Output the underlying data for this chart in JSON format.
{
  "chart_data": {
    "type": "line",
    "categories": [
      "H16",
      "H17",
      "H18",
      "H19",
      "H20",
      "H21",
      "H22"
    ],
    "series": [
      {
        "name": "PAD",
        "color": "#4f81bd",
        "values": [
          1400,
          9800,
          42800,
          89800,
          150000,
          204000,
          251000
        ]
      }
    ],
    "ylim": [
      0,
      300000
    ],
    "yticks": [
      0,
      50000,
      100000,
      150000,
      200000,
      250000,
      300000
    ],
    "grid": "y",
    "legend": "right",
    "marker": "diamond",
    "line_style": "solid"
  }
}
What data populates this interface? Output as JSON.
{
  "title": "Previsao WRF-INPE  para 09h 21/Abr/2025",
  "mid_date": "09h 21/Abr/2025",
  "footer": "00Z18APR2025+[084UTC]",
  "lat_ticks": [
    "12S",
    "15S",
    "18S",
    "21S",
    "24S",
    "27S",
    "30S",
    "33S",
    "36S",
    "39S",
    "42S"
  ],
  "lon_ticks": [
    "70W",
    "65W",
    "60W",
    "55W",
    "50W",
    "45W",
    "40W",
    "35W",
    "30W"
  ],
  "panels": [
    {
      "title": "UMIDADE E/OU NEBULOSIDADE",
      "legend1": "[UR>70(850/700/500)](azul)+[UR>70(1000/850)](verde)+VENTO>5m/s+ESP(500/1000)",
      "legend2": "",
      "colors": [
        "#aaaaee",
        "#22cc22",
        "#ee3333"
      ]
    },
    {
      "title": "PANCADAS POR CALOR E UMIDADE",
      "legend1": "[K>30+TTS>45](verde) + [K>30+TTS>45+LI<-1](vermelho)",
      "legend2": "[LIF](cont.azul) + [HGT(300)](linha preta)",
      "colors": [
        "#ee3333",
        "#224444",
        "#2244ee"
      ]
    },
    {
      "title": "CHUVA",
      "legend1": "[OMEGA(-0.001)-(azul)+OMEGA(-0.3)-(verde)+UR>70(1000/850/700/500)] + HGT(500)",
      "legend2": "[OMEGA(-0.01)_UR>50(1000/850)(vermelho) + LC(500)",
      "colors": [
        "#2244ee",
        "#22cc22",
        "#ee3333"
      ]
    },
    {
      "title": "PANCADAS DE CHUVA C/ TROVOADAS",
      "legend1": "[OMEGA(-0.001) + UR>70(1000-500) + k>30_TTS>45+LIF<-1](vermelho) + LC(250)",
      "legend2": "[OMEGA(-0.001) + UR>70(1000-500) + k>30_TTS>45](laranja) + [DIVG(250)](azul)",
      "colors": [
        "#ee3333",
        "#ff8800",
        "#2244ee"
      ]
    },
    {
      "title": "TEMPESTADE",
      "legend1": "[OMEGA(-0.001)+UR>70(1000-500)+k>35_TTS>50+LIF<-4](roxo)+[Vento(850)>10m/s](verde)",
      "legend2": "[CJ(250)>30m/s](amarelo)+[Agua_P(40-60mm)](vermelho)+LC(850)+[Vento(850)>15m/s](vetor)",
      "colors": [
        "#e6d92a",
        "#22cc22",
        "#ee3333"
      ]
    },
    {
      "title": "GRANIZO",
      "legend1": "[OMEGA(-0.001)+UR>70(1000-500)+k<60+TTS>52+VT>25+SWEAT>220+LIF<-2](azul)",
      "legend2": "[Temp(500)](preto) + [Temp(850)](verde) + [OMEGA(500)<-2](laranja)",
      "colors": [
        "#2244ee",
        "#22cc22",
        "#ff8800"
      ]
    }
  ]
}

========================

**Directions for this task:**
Tally the lines that hold the string "PANCADAS" and state the total, nothing more.

**Output:**
2